TASK STATEMENT:
Look through the material and tally each line bearing the word "поражения". Give only the total.

Stored records
+--

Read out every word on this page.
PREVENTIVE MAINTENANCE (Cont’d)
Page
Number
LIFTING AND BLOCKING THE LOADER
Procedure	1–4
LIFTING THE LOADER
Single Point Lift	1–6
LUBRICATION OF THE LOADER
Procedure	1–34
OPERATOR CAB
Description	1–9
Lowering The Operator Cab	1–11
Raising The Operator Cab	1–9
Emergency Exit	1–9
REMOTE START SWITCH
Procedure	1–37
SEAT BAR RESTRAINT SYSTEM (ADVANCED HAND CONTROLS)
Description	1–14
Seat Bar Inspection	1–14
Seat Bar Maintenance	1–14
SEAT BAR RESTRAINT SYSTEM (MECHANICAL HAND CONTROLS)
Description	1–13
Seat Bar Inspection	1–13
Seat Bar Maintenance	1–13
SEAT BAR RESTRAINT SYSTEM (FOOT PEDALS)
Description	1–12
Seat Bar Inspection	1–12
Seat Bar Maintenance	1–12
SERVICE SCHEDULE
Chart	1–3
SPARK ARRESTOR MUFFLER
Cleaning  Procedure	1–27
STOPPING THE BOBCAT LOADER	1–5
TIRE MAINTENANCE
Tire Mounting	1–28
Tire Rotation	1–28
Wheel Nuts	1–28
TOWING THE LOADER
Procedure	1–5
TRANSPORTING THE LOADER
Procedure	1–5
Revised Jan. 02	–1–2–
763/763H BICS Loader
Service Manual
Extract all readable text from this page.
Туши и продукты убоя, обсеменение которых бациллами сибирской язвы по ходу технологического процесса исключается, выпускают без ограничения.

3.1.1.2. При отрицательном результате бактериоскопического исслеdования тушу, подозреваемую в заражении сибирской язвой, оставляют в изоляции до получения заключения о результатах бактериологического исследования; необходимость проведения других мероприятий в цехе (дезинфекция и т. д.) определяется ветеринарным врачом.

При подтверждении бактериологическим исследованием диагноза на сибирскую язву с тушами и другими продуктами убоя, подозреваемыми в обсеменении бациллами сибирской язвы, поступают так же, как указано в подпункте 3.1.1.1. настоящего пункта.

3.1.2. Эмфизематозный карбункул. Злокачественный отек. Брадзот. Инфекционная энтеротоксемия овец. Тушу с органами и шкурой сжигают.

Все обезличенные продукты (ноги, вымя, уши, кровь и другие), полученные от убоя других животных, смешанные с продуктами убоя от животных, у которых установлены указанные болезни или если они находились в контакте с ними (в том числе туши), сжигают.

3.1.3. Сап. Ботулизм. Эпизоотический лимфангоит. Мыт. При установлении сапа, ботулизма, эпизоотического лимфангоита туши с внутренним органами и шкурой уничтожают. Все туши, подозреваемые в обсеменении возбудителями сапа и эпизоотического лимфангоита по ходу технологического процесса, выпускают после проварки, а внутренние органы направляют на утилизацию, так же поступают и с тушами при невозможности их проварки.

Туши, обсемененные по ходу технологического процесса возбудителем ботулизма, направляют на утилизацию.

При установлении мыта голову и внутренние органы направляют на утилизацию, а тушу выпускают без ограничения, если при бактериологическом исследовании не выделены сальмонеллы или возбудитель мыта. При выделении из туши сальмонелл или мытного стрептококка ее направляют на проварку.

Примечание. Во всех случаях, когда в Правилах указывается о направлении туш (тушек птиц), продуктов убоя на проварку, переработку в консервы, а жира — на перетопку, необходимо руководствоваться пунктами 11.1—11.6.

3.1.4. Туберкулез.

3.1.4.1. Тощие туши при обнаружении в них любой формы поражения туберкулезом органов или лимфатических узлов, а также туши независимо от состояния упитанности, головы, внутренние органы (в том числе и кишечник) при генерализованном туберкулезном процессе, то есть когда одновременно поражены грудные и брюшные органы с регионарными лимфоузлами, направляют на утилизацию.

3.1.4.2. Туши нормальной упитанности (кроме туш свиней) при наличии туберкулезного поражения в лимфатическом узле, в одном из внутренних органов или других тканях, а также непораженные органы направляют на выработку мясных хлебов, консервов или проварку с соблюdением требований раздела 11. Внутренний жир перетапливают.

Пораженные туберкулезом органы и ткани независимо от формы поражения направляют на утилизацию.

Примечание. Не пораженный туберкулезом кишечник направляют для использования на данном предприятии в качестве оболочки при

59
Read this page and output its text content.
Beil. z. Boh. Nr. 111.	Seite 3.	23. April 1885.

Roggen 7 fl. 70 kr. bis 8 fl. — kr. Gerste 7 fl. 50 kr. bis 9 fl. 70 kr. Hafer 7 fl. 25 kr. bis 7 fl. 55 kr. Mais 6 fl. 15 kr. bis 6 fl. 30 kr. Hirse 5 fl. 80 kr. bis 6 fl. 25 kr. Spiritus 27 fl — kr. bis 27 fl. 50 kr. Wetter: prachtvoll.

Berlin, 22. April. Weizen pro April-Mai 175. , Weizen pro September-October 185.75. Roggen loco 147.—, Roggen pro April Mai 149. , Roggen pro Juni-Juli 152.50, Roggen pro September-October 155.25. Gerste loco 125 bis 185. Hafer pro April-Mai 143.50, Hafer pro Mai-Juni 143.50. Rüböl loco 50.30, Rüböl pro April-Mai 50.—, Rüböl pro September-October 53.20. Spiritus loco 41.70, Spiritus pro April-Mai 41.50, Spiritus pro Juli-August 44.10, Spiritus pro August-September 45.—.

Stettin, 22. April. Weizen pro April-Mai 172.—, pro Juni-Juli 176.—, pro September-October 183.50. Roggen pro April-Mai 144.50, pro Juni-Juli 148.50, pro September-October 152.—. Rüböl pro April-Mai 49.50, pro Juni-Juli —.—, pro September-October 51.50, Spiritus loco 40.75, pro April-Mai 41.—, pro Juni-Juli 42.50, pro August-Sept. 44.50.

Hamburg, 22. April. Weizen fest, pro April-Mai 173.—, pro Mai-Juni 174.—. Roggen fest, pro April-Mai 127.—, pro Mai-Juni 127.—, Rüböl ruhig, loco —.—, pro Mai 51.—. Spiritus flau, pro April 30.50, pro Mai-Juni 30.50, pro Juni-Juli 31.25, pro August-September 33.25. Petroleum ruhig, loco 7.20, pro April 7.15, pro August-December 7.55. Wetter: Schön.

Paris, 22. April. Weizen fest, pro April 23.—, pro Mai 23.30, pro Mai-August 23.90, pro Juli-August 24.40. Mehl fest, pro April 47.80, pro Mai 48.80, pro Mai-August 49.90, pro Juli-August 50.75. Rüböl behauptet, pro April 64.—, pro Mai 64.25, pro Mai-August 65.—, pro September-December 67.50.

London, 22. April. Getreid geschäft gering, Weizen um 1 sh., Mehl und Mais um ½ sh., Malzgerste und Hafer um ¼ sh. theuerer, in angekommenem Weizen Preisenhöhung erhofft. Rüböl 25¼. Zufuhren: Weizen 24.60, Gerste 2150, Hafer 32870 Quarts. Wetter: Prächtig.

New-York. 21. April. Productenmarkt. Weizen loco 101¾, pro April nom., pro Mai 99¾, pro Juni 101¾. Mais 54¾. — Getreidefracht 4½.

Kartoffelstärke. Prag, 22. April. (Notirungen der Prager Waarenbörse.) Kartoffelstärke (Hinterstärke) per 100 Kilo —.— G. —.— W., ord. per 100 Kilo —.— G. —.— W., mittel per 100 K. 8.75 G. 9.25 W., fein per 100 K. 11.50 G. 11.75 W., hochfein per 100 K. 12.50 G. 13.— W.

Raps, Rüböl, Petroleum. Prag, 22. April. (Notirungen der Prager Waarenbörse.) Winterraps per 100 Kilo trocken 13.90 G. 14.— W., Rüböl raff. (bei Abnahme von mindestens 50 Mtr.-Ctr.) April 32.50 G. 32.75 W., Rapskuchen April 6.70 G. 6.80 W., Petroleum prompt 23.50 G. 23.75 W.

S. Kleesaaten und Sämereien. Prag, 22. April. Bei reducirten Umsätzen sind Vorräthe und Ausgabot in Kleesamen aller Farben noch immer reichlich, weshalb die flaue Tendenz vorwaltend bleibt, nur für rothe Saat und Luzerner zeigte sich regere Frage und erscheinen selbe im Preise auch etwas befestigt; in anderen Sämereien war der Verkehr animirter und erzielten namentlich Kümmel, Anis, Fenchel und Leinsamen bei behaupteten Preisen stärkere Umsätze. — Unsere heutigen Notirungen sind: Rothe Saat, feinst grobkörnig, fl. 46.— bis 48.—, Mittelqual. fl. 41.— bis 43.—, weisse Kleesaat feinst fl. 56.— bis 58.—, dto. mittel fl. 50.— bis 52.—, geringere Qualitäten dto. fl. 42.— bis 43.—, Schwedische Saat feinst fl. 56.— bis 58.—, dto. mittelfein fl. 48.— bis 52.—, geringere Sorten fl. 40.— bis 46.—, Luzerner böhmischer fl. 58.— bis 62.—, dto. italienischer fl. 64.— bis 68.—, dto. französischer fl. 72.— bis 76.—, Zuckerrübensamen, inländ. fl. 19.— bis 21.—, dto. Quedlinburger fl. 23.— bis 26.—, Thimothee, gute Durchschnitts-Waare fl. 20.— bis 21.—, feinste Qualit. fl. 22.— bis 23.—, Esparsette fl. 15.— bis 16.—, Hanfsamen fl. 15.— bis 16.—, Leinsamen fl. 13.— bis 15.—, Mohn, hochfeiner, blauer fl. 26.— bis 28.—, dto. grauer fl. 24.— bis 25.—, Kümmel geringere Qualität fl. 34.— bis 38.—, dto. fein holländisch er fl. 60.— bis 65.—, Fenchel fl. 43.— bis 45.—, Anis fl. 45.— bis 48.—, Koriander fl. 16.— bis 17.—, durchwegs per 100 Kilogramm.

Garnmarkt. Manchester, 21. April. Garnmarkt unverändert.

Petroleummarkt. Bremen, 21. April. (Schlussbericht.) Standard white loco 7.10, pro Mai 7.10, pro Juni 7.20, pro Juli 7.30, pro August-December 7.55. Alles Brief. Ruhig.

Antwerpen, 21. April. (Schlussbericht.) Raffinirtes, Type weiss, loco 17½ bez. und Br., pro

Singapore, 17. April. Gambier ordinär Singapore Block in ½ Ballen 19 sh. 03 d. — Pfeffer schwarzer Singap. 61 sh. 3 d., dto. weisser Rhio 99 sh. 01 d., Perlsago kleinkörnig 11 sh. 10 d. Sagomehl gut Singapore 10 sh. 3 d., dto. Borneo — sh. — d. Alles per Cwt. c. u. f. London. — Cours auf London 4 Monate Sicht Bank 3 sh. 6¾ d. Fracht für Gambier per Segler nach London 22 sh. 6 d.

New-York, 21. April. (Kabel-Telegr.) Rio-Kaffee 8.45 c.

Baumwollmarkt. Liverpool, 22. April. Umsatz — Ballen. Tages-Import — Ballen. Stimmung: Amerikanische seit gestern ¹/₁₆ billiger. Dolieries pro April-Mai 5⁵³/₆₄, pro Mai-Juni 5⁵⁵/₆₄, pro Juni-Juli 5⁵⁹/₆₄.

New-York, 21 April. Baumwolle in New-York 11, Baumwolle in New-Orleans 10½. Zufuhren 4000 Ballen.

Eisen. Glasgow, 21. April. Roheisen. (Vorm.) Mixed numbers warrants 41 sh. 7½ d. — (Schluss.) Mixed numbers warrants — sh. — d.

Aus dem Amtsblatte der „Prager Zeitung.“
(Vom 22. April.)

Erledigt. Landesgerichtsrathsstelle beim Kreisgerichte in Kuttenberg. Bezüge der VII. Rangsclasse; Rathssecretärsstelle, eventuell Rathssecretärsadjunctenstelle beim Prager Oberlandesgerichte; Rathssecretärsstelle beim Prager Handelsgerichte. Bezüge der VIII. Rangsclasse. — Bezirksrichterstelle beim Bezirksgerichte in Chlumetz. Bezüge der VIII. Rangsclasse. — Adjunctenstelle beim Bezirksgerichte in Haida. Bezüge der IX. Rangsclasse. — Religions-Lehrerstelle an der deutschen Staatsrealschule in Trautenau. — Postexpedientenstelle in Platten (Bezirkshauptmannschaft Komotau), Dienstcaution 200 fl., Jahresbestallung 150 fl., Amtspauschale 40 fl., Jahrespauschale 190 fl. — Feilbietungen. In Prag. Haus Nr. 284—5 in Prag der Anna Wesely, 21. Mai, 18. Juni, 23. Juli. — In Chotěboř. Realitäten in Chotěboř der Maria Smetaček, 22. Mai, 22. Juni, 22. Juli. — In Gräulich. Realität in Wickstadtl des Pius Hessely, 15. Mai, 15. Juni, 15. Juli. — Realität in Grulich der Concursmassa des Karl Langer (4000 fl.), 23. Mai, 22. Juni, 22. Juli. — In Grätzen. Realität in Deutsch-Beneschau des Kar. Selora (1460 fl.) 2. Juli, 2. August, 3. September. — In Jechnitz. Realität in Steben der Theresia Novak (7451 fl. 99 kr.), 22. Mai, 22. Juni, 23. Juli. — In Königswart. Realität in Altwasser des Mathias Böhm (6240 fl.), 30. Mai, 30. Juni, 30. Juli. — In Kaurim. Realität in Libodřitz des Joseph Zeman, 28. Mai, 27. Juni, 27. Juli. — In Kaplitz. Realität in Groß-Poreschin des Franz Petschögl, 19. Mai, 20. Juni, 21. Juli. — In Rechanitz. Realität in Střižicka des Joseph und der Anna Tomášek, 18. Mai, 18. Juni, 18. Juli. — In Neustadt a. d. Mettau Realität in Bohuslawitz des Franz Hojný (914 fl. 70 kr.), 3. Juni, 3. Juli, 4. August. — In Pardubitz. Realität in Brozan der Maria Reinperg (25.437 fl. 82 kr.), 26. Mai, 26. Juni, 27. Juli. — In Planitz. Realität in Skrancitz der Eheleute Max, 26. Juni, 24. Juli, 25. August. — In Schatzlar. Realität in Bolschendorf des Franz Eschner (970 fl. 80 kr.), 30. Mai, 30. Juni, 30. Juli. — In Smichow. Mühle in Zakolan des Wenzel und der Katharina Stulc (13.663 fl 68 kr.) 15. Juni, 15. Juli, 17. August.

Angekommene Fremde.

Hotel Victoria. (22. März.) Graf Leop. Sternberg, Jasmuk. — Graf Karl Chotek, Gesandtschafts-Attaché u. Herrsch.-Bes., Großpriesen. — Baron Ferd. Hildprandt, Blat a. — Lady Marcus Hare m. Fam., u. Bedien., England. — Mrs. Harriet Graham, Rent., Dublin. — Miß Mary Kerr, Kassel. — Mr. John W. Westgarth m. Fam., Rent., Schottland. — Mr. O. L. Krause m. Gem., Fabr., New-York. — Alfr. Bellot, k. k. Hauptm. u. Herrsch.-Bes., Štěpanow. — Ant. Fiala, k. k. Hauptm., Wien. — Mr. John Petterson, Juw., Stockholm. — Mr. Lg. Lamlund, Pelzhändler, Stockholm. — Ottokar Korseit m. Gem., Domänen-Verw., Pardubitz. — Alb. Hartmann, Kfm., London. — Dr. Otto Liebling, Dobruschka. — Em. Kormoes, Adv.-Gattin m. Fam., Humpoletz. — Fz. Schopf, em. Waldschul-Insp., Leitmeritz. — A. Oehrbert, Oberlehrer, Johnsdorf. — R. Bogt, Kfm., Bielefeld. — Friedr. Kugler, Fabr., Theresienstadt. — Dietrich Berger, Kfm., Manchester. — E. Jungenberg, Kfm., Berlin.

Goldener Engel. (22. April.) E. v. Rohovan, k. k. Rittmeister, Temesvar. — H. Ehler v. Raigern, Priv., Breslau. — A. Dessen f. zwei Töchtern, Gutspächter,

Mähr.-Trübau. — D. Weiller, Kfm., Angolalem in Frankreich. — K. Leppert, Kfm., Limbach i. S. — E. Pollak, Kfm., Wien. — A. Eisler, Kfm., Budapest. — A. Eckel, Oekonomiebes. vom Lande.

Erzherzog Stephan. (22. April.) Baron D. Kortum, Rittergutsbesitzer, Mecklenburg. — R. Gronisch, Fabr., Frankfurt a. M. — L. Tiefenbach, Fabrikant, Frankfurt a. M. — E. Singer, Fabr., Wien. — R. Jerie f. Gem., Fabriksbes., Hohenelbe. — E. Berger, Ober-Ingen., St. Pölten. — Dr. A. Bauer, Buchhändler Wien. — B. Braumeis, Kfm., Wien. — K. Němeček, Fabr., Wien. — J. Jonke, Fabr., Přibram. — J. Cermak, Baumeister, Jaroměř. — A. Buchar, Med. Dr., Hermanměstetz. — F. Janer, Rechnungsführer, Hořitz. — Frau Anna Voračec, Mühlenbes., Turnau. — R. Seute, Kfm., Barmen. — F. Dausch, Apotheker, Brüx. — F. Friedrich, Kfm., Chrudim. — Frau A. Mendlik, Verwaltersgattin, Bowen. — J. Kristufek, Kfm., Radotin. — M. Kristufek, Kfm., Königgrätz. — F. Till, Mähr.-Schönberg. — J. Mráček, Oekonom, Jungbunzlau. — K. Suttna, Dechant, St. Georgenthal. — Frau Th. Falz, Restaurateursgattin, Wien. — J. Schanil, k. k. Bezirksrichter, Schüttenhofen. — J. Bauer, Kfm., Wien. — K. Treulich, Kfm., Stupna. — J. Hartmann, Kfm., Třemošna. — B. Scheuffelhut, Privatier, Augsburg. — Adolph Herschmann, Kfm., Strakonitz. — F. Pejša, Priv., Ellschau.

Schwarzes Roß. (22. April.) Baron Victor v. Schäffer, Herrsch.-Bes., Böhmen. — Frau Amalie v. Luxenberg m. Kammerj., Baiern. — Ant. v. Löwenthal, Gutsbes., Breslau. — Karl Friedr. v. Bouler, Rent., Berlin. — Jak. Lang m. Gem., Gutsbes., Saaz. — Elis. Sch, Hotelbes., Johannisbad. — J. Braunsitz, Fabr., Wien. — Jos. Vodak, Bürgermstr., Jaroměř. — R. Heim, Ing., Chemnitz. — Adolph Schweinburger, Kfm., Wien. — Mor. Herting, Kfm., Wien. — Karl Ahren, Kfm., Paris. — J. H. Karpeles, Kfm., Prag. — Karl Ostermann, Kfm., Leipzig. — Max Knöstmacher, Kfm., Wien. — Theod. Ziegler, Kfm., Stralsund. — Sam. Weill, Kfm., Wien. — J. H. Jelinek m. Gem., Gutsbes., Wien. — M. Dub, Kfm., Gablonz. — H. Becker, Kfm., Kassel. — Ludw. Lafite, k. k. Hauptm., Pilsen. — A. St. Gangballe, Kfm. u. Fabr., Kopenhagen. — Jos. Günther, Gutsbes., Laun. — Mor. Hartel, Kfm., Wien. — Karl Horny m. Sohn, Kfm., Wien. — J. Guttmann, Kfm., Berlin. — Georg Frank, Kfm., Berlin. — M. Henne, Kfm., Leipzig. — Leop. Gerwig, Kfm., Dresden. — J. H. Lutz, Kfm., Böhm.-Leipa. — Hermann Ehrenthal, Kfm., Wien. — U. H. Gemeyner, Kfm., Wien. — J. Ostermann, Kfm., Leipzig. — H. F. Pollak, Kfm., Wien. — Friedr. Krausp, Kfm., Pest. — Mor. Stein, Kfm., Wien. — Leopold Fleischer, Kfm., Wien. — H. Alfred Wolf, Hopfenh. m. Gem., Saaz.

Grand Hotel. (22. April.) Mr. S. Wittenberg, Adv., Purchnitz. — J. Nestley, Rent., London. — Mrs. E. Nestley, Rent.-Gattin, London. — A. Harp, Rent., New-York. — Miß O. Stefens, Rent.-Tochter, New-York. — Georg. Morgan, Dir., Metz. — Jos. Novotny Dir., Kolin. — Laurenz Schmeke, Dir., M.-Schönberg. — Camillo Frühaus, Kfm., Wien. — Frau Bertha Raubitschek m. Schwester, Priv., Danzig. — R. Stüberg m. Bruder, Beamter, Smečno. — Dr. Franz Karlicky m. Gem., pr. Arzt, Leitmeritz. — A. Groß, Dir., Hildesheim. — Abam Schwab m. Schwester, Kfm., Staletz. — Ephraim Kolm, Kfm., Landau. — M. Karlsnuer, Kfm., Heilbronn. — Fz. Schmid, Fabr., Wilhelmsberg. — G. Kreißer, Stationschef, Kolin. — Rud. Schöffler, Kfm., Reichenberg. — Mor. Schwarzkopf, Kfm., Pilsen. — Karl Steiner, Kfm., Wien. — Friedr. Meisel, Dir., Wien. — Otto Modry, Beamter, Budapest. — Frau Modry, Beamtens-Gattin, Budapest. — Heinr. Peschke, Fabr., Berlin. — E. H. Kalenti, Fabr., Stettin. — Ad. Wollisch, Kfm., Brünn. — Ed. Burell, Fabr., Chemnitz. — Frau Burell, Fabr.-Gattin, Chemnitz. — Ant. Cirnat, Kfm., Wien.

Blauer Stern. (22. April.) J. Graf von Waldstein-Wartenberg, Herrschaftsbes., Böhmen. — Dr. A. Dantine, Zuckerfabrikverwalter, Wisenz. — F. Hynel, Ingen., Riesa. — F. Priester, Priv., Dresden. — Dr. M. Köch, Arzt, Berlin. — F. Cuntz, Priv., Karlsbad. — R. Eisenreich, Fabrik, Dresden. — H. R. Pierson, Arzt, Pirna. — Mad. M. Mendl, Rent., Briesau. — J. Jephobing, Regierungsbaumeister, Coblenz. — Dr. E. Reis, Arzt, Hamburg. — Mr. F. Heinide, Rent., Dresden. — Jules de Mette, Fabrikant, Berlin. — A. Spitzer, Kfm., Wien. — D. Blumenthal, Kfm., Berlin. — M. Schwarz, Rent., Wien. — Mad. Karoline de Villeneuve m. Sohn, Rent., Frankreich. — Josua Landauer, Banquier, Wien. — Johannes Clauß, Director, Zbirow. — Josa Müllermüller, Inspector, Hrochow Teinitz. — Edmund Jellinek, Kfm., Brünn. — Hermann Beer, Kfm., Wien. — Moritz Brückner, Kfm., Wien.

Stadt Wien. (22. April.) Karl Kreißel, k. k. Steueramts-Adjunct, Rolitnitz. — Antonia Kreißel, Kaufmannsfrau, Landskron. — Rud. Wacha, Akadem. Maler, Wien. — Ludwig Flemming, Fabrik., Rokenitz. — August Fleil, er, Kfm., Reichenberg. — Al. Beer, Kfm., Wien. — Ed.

+--

ANSWER TO THE PROBLEM:
3